Data listing:
* start *
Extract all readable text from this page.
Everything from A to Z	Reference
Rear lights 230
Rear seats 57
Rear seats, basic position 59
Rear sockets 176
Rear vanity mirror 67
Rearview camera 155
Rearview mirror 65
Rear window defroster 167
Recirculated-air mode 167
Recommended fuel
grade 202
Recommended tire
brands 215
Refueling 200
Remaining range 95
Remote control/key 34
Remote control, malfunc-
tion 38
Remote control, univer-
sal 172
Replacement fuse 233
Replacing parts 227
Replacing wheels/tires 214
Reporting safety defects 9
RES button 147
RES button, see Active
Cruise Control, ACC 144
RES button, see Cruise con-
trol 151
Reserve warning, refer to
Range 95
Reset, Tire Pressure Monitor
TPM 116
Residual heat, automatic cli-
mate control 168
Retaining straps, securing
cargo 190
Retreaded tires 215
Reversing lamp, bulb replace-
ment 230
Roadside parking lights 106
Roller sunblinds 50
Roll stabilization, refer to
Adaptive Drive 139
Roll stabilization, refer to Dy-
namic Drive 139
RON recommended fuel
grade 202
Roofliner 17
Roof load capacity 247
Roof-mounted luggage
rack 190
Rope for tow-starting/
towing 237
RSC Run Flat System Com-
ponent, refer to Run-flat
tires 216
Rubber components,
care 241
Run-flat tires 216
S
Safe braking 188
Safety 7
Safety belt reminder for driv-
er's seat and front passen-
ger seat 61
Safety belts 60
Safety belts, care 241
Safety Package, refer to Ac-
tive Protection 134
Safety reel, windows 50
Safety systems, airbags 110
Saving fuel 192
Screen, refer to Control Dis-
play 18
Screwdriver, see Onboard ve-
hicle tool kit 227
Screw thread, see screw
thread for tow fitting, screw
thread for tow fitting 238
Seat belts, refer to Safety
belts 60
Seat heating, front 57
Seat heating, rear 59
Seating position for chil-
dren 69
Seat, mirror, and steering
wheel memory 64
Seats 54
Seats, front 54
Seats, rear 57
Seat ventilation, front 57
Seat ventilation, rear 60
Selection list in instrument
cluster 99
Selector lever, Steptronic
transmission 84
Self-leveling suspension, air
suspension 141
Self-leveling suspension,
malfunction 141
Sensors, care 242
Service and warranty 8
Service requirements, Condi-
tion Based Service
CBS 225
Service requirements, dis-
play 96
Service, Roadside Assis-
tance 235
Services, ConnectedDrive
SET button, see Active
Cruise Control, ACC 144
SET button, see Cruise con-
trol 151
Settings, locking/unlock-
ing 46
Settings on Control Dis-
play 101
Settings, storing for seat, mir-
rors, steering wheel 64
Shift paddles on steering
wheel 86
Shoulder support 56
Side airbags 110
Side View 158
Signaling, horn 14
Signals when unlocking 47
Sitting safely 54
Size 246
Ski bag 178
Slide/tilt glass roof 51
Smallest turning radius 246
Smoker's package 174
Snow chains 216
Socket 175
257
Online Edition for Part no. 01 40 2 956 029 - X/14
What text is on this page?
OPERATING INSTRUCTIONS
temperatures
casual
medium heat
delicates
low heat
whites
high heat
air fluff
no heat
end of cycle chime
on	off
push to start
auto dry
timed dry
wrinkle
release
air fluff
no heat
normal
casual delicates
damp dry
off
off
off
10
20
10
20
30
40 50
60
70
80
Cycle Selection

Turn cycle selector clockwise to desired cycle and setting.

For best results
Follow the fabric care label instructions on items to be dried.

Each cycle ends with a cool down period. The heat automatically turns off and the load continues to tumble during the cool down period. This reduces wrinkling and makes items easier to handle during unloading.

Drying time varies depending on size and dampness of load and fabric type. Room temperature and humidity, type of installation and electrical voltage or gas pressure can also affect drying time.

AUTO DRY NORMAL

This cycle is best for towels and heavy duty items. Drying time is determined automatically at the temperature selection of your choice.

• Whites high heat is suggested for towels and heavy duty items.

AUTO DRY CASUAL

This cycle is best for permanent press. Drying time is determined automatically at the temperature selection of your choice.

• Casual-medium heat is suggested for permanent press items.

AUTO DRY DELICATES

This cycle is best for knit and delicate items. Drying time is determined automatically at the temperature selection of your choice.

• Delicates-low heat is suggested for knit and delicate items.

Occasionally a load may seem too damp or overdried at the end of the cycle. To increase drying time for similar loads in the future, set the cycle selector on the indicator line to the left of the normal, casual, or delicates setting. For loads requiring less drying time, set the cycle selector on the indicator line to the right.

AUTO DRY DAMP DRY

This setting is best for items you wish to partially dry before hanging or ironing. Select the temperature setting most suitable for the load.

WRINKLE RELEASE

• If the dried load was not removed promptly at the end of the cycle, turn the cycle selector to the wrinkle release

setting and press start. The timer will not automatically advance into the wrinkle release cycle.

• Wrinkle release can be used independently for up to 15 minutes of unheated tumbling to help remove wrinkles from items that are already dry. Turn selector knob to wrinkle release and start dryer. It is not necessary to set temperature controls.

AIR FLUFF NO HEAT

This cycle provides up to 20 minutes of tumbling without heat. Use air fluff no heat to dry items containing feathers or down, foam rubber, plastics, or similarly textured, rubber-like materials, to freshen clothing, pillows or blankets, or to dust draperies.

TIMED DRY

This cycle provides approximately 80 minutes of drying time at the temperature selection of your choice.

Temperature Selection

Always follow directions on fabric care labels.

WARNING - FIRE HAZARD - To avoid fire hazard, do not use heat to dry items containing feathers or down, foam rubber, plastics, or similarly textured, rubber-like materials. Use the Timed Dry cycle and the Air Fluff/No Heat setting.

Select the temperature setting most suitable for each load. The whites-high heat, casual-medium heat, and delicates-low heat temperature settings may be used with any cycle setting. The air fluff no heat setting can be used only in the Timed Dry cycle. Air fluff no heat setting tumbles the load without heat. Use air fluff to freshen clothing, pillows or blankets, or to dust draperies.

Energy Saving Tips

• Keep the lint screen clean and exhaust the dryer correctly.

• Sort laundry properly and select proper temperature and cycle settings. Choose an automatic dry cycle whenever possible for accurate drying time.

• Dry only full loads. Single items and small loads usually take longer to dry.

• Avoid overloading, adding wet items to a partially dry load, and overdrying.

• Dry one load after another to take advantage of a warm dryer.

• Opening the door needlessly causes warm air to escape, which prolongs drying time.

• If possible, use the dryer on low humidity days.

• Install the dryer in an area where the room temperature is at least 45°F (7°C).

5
* end *
Set task:
In the entries above, count each line with "provides"; reply with the total only.

Problem solution:
2